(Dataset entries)
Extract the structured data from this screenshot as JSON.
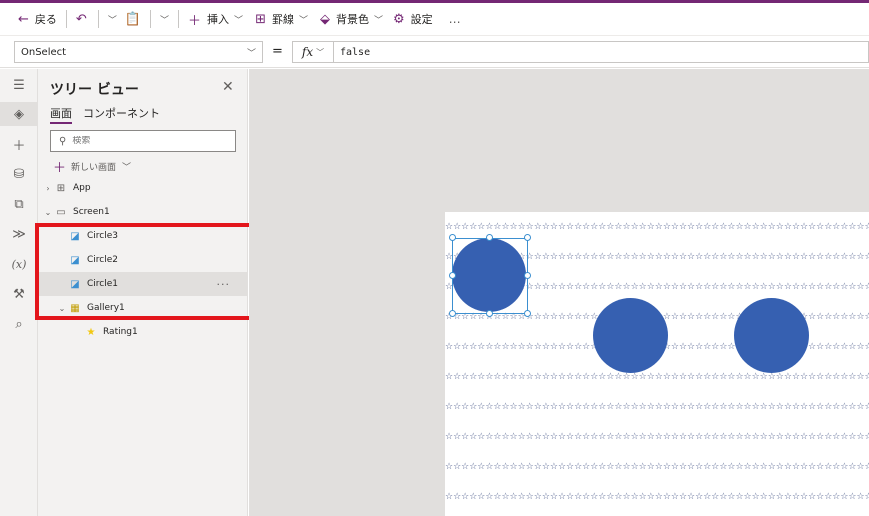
{
  "toolbar": {
    "back_label": "戻る",
    "insert_label": "挿入",
    "border_label": "罫線",
    "bgcolor_label": "背景色",
    "settings_label": "設定",
    "more_label": "…"
  },
  "formula_bar": {
    "property": "OnSelect",
    "equals": "=",
    "fx_label": "fx",
    "formula": "false"
  },
  "tree_view": {
    "title": "ツリー ビュー",
    "tabs": [
      "画面",
      "コンポーネント"
    ],
    "search_placeholder": "検索",
    "new_screen_label": "新しい画面",
    "nodes": {
      "app": "App",
      "screen1": "Screen1",
      "circle3": "Circle3",
      "circle2": "Circle2",
      "circle1": "Circle1",
      "gallery1": "Gallery1",
      "rating1": "Rating1"
    },
    "selected_node": "Circle1"
  },
  "canvas": {
    "star_row_text": "☆☆☆☆☆☆☆☆☆☆☆☆☆☆☆☆☆☆☆☆☆☆☆☆☆☆☆☆☆☆☆☆☆☆☆☆☆☆☆☆☆☆☆☆☆☆☆☆☆☆☆☆☆☆☆☆☆☆☆☆☆☆☆☆☆☆☆☆",
    "circle_color": "#3660b1"
  },
  "colors": {
    "accent": "#742774",
    "highlight": "#e3161c",
    "selection": "#3b8fd0"
  }
}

WHAT NEEDS TO BE DONE - Print the complete listing exactly as it stands, without its pictures.

TASK RESPONSE -
Extract the structured data from this screenshot as JSON.
{
  "toolbar": {
    "back_label": "戻る",
    "insert_label": "挿入",
    "border_label": "罫線",
    "bgcolor_label": "背景色",
    "settings_label": "設定",
    "more_label": "…"
  },
  "formula_bar": {
    "property": "OnSelect",
    "equals": "=",
    "fx_label": "fx",
    "formula": "false"
  },
  "tree_view": {
    "title": "ツリー ビュー",
    "tabs": [
      "画面",
      "コンポーネント"
    ],
    "search_placeholder": "検索",
    "new_screen_label": "新しい画面",
    "nodes": {
      "app": "App",
      "screen1": "Screen1",
      "circle3": "Circle3",
      "circle2": "Circle2",
      "circle1": "Circle1",
      "gallery1": "Gallery1",
      "rating1": "Rating1"
    },
    "selected_node": "Circle1"
  },
  "canvas": {
    "star_row_text": "☆☆☆☆☆☆☆☆☆☆☆☆☆☆☆☆☆☆☆☆☆☆☆☆☆☆☆☆☆☆☆☆☆☆☆☆☆☆☆☆☆☆☆☆☆☆☆☆☆☆☆☆☆☆☆☆☆☆☆☆☆☆☆☆☆☆☆☆",
    "circle_color": "#3660b1"
  },
  "colors": {
    "accent": "#742774",
    "highlight": "#e3161c",
    "selection": "#3b8fd0"
  }
}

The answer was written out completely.